-- START --

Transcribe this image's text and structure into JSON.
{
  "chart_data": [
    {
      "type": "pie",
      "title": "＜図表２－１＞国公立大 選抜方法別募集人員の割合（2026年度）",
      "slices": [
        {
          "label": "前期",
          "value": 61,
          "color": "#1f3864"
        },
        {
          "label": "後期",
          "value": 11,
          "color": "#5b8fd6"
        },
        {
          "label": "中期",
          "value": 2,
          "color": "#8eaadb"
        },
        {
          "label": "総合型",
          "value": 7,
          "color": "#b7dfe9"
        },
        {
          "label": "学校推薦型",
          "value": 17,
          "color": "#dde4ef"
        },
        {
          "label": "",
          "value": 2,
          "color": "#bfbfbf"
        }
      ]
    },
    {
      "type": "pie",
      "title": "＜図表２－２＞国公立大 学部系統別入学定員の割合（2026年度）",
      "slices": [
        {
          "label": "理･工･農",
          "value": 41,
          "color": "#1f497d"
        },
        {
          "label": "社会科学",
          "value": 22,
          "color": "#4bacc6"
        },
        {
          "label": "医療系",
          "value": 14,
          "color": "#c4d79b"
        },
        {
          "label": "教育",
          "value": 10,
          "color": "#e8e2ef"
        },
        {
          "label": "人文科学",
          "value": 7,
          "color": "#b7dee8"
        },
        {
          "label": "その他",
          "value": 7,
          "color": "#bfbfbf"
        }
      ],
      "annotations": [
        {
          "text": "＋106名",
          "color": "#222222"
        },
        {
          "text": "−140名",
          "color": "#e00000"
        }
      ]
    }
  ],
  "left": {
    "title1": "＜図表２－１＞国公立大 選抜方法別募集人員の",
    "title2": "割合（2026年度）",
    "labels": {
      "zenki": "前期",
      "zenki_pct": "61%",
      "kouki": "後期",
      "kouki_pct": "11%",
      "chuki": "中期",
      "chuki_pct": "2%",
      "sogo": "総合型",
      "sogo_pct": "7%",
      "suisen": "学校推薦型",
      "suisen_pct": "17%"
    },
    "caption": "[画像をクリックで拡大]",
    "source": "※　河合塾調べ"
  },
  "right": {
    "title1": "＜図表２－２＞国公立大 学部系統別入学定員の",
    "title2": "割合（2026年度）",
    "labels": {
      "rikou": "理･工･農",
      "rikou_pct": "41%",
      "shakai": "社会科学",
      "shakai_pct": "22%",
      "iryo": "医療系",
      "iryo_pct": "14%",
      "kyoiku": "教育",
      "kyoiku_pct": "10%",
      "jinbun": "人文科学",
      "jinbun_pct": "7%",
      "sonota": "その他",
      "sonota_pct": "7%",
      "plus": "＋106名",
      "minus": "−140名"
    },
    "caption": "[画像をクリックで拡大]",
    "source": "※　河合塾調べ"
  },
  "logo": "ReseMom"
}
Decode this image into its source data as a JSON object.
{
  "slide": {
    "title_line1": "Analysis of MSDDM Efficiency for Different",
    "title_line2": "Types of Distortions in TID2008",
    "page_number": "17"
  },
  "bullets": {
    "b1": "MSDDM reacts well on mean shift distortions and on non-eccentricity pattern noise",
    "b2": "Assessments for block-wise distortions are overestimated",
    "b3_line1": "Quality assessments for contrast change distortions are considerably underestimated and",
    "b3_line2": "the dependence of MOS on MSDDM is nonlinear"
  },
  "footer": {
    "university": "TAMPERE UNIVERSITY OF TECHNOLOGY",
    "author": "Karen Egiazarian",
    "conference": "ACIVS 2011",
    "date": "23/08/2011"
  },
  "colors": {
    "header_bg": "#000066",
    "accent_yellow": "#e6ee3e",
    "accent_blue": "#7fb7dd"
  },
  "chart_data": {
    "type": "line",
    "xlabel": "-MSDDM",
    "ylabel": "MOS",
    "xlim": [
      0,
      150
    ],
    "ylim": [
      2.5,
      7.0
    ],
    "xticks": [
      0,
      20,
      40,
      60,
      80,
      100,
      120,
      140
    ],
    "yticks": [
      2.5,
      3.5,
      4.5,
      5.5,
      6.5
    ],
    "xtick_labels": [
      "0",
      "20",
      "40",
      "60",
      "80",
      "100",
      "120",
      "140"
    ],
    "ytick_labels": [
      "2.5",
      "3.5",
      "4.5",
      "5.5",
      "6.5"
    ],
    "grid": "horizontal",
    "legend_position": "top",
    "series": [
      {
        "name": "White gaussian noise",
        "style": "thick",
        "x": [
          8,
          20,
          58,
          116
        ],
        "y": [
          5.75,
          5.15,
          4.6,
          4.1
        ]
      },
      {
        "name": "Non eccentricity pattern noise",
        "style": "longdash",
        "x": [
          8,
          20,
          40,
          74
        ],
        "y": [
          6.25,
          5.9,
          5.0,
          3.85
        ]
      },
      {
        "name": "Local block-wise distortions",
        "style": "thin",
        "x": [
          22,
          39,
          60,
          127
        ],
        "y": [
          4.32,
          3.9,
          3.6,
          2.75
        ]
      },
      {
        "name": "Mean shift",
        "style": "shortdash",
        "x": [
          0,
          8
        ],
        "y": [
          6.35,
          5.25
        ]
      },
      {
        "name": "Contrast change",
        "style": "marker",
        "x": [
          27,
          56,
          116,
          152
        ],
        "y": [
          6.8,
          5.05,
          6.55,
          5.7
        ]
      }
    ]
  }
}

-- END --

§ **Written task**: From the data above, copy each line where the string "JSON" appears.

§ **Task solution**:
Transcribe this image's text and structure into JSON.
Decode this image into its source data as a JSON object.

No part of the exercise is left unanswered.